What you have to do: Scan the data below and pick out the lines containing the word "Thousand".
[begin Data rows]
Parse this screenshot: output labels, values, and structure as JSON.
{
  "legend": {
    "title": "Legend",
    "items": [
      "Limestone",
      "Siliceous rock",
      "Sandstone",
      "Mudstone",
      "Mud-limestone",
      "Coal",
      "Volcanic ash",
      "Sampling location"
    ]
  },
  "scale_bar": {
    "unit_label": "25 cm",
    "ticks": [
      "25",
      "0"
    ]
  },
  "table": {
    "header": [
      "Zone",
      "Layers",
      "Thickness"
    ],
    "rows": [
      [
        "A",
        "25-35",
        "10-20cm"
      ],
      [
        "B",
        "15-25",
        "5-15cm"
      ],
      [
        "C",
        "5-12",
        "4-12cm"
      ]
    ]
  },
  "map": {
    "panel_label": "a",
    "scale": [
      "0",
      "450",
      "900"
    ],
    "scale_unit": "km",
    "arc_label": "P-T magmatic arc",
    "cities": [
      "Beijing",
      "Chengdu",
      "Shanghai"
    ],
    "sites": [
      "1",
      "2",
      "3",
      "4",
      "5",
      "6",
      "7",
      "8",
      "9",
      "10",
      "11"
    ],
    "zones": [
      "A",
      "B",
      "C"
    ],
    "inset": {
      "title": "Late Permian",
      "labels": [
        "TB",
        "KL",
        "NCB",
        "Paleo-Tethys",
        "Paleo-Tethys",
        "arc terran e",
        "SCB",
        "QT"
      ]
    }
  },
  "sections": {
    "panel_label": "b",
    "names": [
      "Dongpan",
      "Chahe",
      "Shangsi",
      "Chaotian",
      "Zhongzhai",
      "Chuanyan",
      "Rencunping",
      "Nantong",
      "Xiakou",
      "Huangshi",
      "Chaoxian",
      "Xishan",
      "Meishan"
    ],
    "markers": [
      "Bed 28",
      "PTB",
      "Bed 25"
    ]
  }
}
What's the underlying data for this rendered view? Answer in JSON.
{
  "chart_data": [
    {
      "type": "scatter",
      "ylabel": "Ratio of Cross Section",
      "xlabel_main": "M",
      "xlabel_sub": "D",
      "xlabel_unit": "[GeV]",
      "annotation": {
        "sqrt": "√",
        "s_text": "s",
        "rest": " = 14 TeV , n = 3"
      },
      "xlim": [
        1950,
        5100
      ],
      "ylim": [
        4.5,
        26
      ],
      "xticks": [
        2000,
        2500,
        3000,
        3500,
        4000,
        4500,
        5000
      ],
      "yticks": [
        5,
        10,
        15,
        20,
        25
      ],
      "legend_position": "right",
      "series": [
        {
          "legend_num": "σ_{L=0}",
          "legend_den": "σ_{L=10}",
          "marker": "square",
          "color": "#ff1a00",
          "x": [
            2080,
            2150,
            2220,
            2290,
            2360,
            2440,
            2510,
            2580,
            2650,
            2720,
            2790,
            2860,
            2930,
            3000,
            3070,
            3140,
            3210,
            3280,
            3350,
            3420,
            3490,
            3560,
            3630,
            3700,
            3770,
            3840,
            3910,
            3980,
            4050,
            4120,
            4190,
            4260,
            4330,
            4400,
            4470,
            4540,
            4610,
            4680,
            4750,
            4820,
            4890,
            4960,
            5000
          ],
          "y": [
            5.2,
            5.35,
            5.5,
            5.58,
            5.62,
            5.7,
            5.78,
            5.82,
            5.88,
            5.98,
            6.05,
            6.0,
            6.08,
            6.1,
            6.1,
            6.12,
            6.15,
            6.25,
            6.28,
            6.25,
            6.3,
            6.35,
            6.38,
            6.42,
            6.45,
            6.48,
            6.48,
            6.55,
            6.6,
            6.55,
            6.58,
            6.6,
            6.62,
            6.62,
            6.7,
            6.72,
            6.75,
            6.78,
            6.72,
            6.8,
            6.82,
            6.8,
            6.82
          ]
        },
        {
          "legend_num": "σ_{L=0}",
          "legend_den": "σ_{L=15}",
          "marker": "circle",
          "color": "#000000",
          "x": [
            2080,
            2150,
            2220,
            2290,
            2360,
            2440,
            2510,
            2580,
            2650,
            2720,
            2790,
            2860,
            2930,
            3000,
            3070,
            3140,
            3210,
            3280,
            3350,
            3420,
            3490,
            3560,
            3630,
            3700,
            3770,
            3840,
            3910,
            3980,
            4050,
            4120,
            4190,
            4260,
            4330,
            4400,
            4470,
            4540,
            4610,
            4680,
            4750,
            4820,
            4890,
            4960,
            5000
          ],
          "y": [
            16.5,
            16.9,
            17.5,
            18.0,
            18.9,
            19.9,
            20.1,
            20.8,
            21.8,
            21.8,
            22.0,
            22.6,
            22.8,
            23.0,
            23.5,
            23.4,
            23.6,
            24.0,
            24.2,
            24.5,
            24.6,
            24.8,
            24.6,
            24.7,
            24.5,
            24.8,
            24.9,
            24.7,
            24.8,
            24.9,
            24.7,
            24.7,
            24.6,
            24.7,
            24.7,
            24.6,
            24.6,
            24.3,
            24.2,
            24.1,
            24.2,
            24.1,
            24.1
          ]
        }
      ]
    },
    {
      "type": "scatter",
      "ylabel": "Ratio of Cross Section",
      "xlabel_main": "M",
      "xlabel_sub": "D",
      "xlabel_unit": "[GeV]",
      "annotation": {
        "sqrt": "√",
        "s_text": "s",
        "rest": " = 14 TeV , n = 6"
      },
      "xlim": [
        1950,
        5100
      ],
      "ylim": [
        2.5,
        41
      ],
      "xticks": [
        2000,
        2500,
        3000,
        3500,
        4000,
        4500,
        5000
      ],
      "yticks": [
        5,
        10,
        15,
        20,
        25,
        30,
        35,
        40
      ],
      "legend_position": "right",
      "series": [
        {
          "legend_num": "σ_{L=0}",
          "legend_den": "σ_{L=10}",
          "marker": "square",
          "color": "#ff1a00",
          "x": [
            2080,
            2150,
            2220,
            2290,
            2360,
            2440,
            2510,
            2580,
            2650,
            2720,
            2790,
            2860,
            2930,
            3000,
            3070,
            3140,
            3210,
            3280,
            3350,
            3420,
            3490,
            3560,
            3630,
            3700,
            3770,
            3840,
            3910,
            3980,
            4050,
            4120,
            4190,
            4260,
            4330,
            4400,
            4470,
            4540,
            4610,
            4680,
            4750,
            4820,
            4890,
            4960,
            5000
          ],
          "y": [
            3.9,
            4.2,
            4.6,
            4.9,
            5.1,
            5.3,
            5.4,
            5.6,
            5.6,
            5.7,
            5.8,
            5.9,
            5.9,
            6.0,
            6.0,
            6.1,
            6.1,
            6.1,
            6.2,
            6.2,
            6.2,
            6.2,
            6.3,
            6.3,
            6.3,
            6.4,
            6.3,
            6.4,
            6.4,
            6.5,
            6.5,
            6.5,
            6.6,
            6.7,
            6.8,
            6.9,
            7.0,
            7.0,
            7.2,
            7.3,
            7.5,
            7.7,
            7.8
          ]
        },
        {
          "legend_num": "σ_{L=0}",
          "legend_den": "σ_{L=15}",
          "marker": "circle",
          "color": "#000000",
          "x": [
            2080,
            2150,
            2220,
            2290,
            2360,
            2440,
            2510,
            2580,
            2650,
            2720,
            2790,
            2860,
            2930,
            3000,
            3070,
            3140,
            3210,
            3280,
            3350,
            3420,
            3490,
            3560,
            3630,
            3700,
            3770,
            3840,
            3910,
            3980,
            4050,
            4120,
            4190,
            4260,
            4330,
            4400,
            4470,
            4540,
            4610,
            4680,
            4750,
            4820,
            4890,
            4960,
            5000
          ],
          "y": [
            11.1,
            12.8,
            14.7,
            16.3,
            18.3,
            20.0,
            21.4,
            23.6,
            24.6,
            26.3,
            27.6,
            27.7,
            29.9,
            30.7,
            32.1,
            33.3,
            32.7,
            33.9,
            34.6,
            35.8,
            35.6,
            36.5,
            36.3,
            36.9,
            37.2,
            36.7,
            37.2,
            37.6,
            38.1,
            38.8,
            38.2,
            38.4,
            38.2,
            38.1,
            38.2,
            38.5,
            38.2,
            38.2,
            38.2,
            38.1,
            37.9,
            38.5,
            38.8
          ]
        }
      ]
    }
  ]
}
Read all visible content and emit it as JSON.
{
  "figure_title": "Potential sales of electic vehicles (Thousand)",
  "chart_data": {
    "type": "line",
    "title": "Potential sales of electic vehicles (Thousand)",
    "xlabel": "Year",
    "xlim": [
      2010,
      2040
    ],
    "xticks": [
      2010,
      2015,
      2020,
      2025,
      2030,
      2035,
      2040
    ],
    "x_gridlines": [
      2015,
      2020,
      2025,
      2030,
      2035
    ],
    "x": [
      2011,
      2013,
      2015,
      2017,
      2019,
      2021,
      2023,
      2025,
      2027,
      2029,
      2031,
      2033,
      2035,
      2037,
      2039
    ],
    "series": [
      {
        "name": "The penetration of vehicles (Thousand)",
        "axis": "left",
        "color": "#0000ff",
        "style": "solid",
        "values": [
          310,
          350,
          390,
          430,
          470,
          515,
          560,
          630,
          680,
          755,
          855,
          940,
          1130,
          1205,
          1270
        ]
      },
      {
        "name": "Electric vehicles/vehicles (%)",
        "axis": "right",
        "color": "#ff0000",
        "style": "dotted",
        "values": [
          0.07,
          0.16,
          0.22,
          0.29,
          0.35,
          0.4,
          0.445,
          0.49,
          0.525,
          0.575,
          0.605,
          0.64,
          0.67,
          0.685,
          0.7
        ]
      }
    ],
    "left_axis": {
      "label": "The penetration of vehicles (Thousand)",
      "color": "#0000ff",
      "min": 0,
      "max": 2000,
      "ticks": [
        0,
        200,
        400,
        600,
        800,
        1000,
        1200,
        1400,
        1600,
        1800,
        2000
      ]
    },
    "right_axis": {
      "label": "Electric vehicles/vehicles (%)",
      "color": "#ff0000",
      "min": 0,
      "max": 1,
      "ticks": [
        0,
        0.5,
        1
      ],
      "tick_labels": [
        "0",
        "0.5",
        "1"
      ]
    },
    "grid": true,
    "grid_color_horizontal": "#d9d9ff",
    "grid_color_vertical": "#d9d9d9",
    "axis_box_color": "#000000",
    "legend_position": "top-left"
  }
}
[end Data rows]
Expected output:
  "figure_title": "Potential sales of electic vehicles (Thousand)",
    "title": "Potential sales of electic vehicles (Thousand)",
        "name": "The penetration of vehicles (Thousand)",
      "label": "The penetration of vehicles (Thousand)",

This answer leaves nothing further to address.